TASK OBJECTIVE =
Show each line from the listing that includes the word "essential".
######
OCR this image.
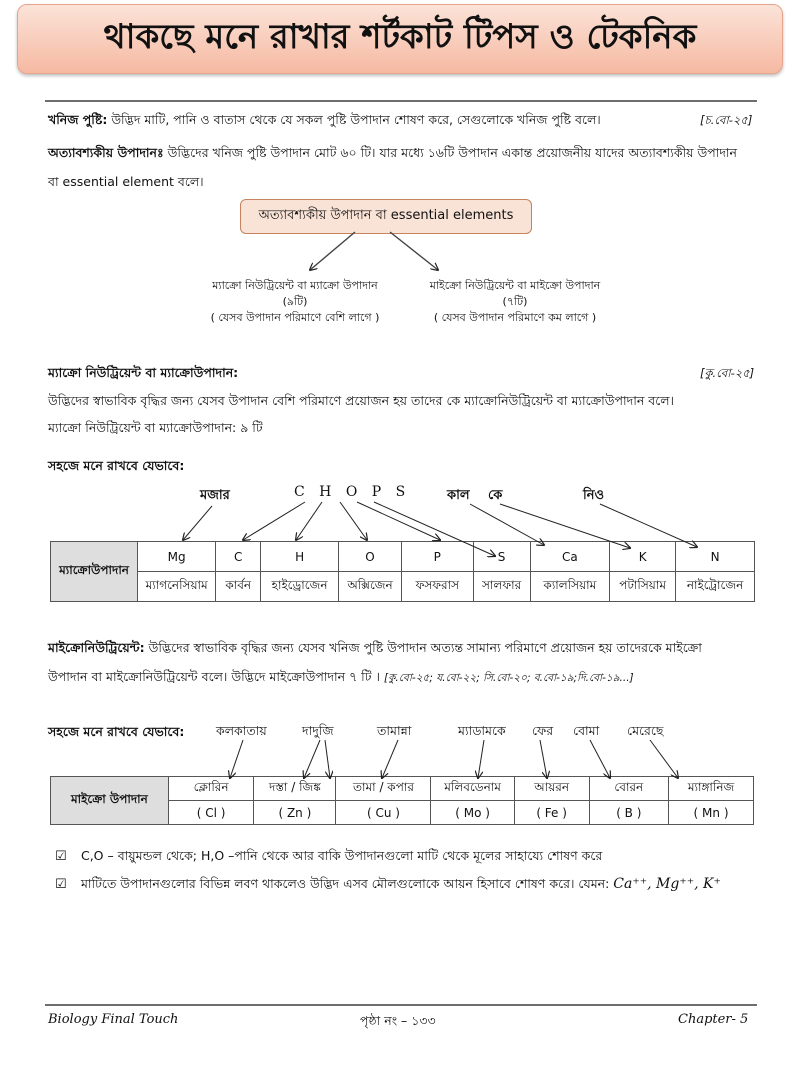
থাকছে মনে রাখার শর্টকাট টিপস ও টেকনিক
খনিজ পুষ্টি: উদ্ভিদ মাটি, পানি ও বাতাস থেকে যে সকল পুষ্টি উপাদান শোষণ করে, সেগুলোকে খনিজ পুষ্টি বলে।	[চ.বো-২৫]
অত্যাবশ্যকীয় উপাদানঃ উদ্ভিদের খনিজ পুষ্টি উপাদান মোট ৬০ টি। যার মধ্যে ১৬টি উপাদান একান্ত প্রয়োজনীয় যাদের অত্যাবশ্যকীয় উপাদান
বা essential element বলে।
অত্যাবশ্যকীয় উপাদান বা essential elements
ম্যাক্রো নিউট্রিয়েন্ট বা ম্যাক্রো উপাদান
(৯টি)
( যেসব উপাদান পরিমাণে বেশি লাগে )
মাইক্রো নিউট্রিয়েন্ট বা মাইক্রো উপাদান
(৭টি)
( যেসব উপাদান পরিমাণে কম লাগে )
ম্যাক্রো নিউট্রিয়েন্ট বা ম্যাক্রোউপাদান:	[কু.বো-২৫]
উদ্ভিদের স্বাভাবিক বৃদ্ধির জন্য যেসব উপাদান বেশি পরিমাণে প্রয়োজন হয় তাদের কে ম্যাক্রোনিউট্রিয়েন্ট বা ম্যাক্রোউপাদান বলে।
ম্যাক্রো নিউট্রিয়েন্ট বা ম্যাক্রোউপাদান: ৯ টি
সহজে মনে রাখবে যেভাবে:
মজার	C H O P S	কাল কে	নিও
ম্যাক্রোউপাদান	Mg	C	H	O	P	S	Ca	K	N
	ম্যাগনেসিয়াম	কার্বন	হাইড্রোজেন	অক্সিজেন	ফসফরাস	সালফার	ক্যালসিয়াম	পটাসিয়াম	নাইট্রোজেন
মাইক্রোনিউট্রিয়েন্ট: উদ্ভিদের স্বাভাবিক বৃদ্ধির জন্য যেসব খনিজ পুষ্টি উপাদান অত্যন্ত সামান্য পরিমাণে প্রয়োজন হয় তাদেরকে মাইক্রো
উপাদান বা মাইক্রোনিউট্রিয়েন্ট বলে। উদ্ভিদে মাইক্রোউপাদান ৭ টি । [কু.বো-২৫; য.বো-২২; সি.বো-২০; ব.বো-১৯;দি.বো-১৯...]
সহজে মনে রাখবে যেভাবে:	কলকাতায়	দাদুজি	তামান্না	ম্যাডামকে ফের বোমা মেরেছে
মাইক্রো উপাদান	ক্লোরিন	দস্তা / জিঙ্ক	তামা / কপার	মলিবডেনাম	আয়রন	বোরন	ম্যাঙ্গানিজ
	( Cl )	( Zn )	( Cu )	( Mo )	( Fe )	( B )	( Mn )
☑ C,O – বায়ুমন্ডল থেকে; H,O –পানি থেকে আর বাকি উপাদানগুলো মাটি থেকে মূলের সাহায্যে শোষণ করে
☑ মাটিতে উপাদানগুলোর বিভিন্ন লবণ থাকলেও উদ্ভিদ এসব মৌলগুলোকে আয়ন হিসাবে শোষণ করে। যেমন: Ca⁺⁺, Mg⁺⁺, K⁺
Biology Final Touch	পৃষ্ঠা নং – ১৩৩	Chapter- 5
######
THE OUTPUT =
বা essential element বলে।
অত্যাবশ্যকীয় উপাদান বা essential elements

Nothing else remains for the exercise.